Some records
════

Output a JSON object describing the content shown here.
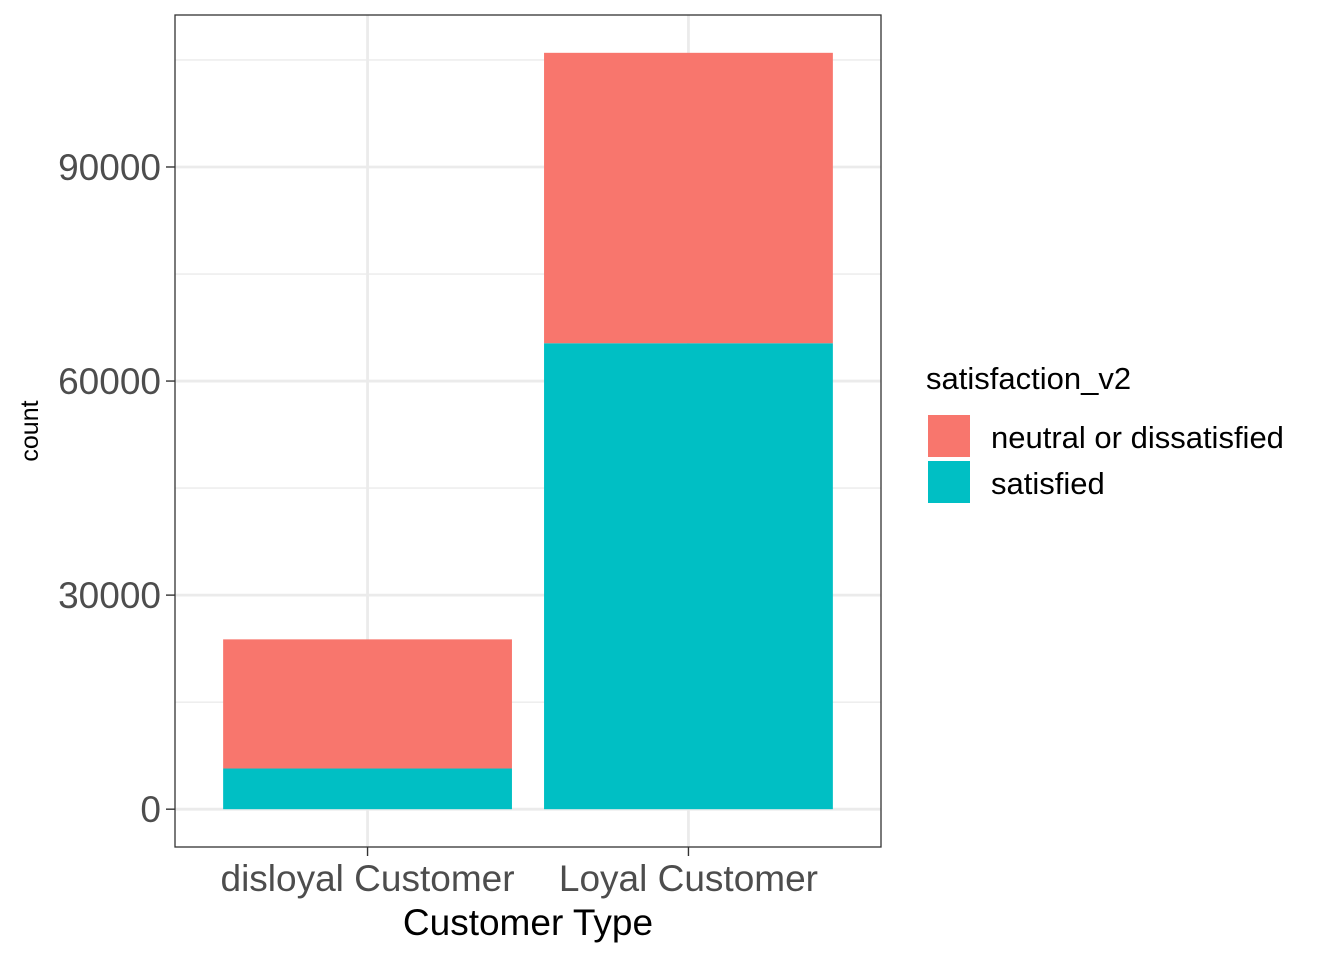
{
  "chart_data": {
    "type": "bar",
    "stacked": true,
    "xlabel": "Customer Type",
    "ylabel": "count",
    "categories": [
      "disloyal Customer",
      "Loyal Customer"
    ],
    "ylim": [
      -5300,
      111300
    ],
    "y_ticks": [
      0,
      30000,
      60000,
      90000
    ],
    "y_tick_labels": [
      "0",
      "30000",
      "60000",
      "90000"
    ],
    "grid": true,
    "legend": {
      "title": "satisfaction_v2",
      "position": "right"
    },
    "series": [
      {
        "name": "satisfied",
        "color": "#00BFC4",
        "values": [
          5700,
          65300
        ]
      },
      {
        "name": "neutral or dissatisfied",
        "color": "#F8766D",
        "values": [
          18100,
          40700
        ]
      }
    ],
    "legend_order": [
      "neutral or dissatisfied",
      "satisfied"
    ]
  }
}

════

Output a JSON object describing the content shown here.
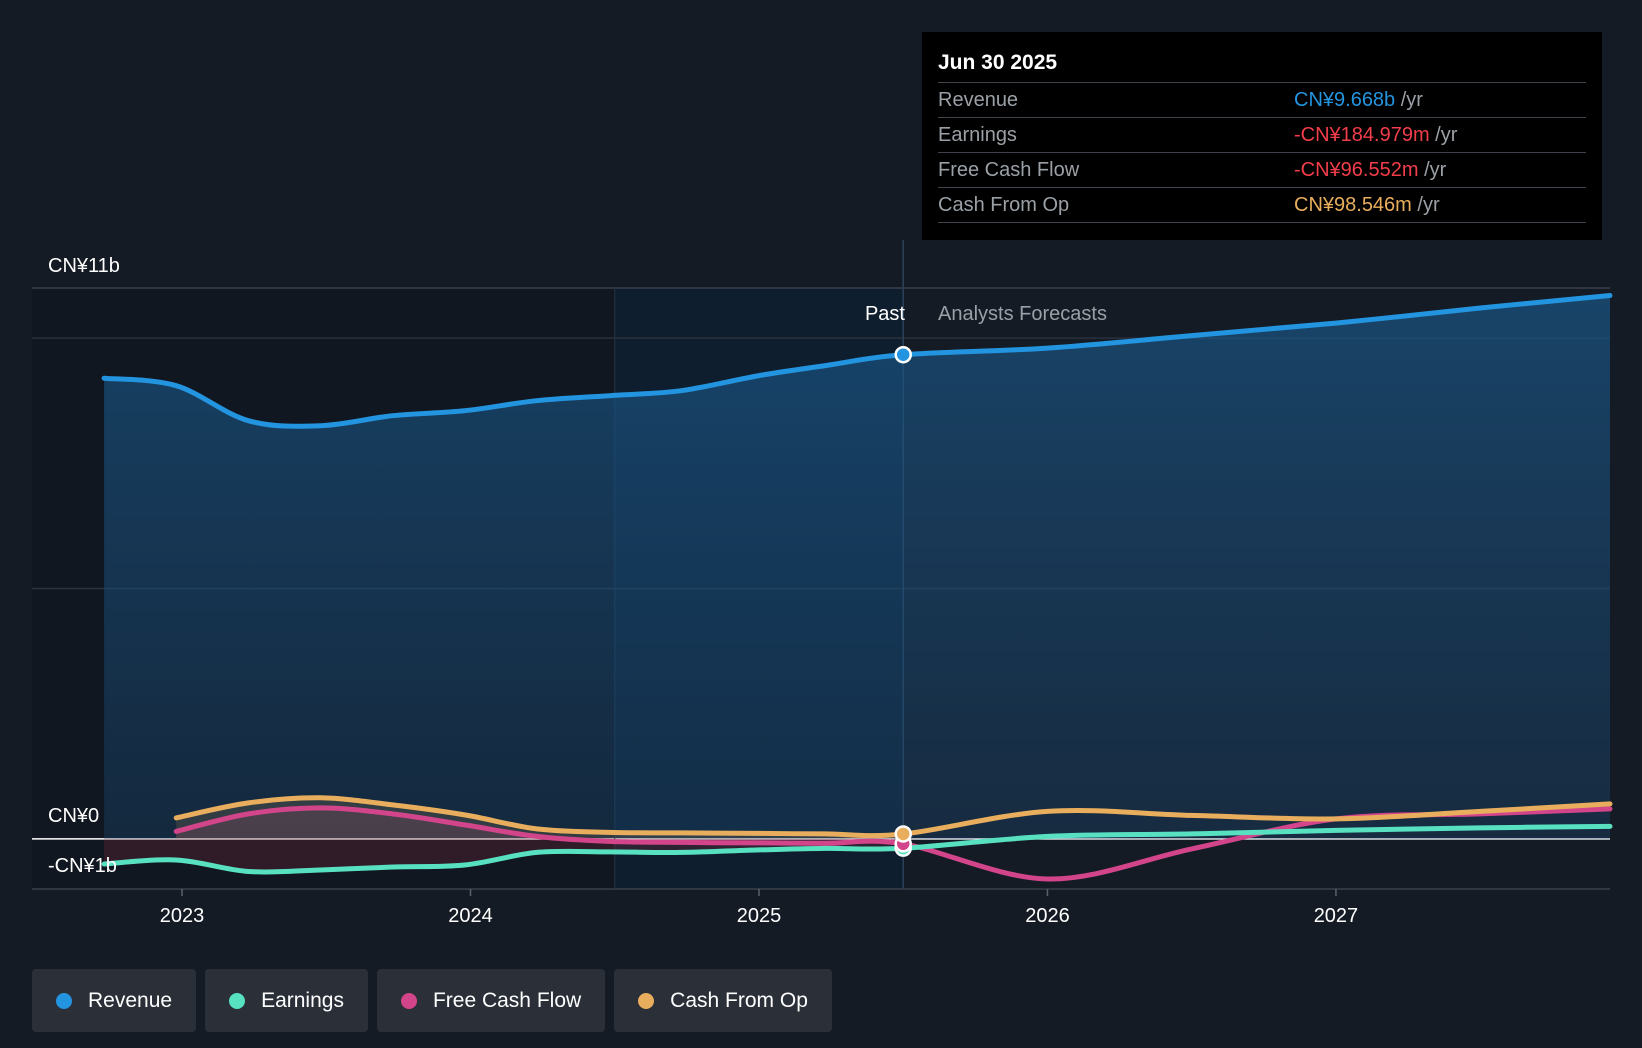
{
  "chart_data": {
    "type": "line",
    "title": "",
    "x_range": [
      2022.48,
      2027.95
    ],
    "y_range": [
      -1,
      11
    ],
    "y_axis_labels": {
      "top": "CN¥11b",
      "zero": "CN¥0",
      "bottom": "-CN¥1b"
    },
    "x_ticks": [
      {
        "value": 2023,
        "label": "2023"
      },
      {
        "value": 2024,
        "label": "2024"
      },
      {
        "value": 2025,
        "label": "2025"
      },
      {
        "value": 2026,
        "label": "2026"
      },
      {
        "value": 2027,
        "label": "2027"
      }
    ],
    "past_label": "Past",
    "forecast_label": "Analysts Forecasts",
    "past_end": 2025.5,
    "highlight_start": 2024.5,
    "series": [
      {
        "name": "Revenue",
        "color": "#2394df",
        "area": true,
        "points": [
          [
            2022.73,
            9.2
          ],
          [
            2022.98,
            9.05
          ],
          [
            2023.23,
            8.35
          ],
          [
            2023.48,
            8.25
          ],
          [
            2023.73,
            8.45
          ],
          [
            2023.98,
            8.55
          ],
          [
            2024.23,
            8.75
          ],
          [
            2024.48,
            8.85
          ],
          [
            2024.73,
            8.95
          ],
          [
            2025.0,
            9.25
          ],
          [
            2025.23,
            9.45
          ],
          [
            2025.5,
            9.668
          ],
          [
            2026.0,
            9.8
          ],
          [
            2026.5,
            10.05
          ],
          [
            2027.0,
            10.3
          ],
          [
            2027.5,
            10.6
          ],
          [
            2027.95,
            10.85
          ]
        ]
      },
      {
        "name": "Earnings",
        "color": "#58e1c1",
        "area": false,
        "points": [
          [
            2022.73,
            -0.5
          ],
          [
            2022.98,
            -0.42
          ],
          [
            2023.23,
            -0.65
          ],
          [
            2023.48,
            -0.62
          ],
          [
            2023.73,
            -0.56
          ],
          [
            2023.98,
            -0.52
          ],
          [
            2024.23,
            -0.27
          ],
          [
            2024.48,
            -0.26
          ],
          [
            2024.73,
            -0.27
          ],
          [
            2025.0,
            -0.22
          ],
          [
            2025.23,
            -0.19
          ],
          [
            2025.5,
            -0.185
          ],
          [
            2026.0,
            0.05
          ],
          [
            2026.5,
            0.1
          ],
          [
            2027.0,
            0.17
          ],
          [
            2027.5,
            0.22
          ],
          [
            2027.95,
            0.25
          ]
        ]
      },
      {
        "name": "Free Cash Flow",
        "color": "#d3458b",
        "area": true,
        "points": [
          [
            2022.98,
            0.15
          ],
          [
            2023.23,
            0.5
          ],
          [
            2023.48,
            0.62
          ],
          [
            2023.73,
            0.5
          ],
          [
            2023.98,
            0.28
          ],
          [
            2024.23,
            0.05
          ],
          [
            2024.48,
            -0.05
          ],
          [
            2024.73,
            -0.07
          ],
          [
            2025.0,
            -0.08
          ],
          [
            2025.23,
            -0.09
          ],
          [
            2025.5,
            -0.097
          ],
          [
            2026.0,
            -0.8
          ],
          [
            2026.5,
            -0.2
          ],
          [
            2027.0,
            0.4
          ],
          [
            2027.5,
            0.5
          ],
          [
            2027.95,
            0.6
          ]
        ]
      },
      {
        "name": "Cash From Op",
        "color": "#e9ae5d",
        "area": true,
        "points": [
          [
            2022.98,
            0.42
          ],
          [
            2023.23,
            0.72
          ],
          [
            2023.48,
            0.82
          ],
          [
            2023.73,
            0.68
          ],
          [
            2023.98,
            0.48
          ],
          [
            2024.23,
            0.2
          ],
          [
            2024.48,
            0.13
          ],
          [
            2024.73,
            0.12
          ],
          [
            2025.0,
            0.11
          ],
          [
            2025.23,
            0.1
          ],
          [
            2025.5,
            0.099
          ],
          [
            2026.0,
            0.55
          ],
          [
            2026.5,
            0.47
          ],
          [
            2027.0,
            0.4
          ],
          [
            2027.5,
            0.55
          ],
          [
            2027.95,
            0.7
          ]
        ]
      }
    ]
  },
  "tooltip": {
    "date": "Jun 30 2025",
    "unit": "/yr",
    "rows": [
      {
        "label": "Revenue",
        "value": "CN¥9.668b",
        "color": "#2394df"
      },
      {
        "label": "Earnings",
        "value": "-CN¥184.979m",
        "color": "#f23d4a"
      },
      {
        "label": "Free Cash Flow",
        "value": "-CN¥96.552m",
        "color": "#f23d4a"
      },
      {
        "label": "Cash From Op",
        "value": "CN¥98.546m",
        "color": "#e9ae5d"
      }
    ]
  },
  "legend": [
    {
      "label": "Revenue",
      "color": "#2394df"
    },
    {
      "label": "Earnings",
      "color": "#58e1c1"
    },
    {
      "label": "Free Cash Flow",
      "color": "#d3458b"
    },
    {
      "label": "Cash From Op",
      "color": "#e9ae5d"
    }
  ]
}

════

## Task to complete
Above are the records; copy every line in them that holds the word "Customer".

## Result of the exercise
    "xlabel": "Customer Type",
      "disloyal Customer",
      "Loyal Customer"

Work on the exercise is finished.